**TASK INPUT**.
------------------------

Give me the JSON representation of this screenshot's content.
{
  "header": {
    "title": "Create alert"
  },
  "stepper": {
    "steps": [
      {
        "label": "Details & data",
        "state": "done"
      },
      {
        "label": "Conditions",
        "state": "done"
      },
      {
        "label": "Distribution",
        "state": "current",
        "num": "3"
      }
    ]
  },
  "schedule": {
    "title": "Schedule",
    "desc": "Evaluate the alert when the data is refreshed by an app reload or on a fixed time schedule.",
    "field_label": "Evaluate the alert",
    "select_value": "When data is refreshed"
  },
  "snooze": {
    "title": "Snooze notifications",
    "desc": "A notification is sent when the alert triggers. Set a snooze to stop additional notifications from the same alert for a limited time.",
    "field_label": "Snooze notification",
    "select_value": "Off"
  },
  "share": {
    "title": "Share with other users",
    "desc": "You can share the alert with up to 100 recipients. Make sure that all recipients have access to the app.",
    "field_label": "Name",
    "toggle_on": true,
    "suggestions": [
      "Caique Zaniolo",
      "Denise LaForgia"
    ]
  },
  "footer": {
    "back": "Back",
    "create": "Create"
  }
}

------------------------

**AIM OF THE EXERCISE**. Please return the data above exactly as given.

**THE SOLUTION**.
Give me the JSON representation of this screenshot's content.
{
  "header": {
    "title": "Create alert"
  },
  "stepper": {
    "steps": [
      {
        "label": "Details & data",
        "state": "done"
      },
      {
        "label": "Conditions",
        "state": "done"
      },
      {
        "label": "Distribution",
        "state": "current",
        "num": "3"
      }
    ]
  },
  "schedule": {
    "title": "Schedule",
    "desc": "Evaluate the alert when the data is refreshed by an app reload or on a fixed time schedule.",
    "field_label": "Evaluate the alert",
    "select_value": "When data is refreshed"
  },
  "snooze": {
    "title": "Snooze notifications",
    "desc": "A notification is sent when the alert triggers. Set a snooze to stop additional notifications from the same alert for a limited time.",
    "field_label": "Snooze notification",
    "select_value": "Off"
  },
  "share": {
    "title": "Share with other users",
    "desc": "You can share the alert with up to 100 recipients. Make sure that all recipients have access to the app.",
    "field_label": "Name",
    "toggle_on": true,
    "suggestions": [
      "Caique Zaniolo",
      "Denise LaForgia"
    ]
  },
  "footer": {
    "back": "Back",
    "create": "Create"
  }
}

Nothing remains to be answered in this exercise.